- **Problem to work on**
Track down each line that has the word "འཕགས" and copy it.

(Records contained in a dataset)
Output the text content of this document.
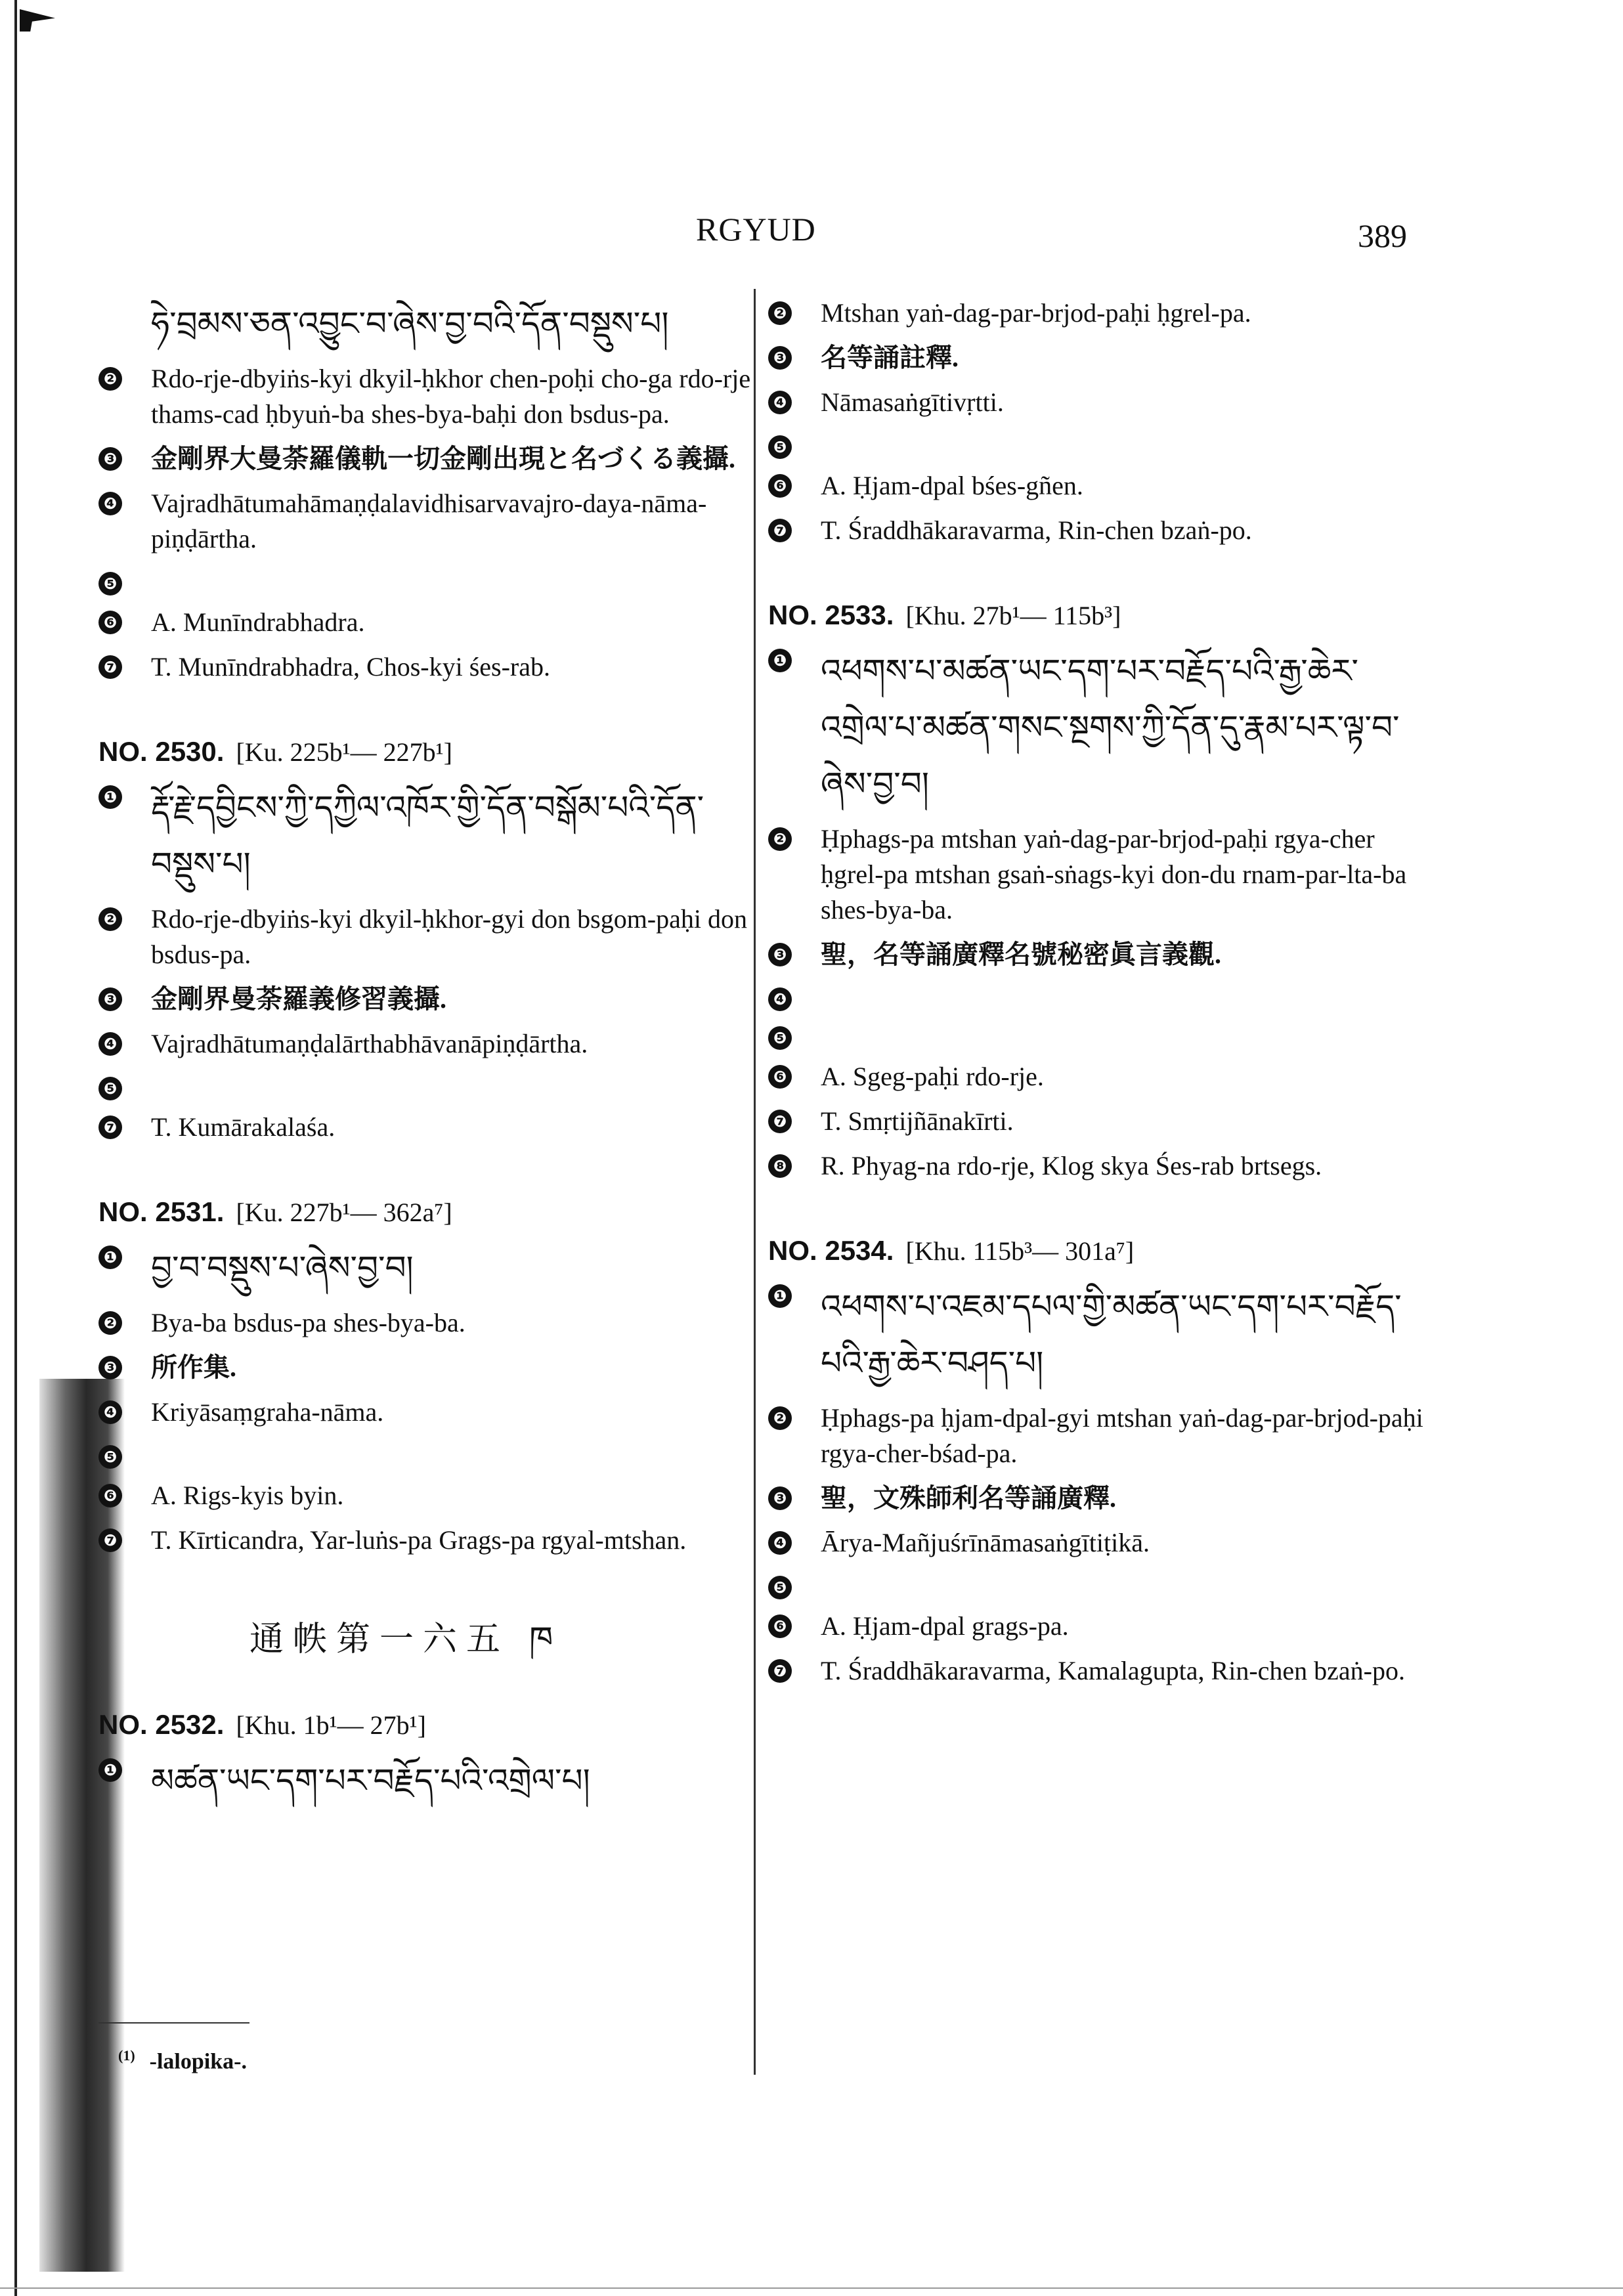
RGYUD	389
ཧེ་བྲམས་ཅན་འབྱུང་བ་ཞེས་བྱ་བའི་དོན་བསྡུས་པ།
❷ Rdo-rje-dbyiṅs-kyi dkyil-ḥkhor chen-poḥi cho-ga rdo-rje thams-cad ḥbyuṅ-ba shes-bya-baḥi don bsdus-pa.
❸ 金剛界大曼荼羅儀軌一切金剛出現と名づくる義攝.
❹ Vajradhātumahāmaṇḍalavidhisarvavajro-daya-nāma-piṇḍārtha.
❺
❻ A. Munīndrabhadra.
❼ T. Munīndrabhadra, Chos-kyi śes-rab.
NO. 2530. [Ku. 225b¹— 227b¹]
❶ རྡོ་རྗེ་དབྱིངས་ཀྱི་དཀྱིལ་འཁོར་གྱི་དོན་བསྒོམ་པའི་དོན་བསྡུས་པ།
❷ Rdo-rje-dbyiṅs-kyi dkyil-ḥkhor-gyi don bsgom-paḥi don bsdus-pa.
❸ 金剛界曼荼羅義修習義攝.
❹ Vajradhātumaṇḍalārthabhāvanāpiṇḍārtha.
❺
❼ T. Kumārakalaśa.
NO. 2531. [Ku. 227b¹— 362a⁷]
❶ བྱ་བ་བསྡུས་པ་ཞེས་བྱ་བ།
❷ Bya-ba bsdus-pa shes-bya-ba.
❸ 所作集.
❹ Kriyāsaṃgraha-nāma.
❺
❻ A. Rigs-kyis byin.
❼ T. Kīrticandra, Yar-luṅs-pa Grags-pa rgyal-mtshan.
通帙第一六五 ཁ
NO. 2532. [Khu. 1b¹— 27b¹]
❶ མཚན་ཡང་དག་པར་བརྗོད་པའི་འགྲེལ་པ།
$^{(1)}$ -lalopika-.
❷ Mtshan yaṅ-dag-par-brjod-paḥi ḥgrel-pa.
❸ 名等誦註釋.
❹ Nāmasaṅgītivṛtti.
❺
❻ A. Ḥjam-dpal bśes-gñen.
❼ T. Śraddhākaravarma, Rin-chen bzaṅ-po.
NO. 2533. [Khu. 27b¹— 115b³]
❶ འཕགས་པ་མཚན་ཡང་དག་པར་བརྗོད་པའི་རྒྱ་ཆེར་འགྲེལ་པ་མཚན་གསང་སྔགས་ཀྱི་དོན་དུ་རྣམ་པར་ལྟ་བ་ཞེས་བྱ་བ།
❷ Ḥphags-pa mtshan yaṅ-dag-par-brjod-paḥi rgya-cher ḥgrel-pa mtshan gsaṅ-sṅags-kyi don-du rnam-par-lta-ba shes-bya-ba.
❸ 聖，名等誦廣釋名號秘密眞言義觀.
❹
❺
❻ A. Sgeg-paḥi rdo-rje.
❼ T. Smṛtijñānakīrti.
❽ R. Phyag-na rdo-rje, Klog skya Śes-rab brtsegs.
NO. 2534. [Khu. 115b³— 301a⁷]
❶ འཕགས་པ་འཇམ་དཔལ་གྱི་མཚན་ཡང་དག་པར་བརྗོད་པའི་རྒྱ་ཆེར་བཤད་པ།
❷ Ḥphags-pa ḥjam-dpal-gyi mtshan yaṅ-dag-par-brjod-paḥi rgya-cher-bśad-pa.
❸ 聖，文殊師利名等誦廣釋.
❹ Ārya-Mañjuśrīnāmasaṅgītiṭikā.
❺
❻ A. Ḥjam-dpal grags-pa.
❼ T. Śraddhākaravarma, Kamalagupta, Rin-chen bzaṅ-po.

- **Task solution**
❶ འཕགས་པ་མཚན་ཡང་དག་པར་བརྗོད་པའི་རྒྱ་ཆེར་འགྲེལ་པ་མཚན་གསང་སྔགས་ཀྱི་དོན་དུ་རྣམ་པར་ལྟ་བ་ཞེས་བྱ་བ།
❶ འཕགས་པ་འཇམ་དཔལ་གྱི་མཚན་ཡང་དག་པར་བརྗོད་པའི་རྒྱ་ཆེར་བཤད་པ།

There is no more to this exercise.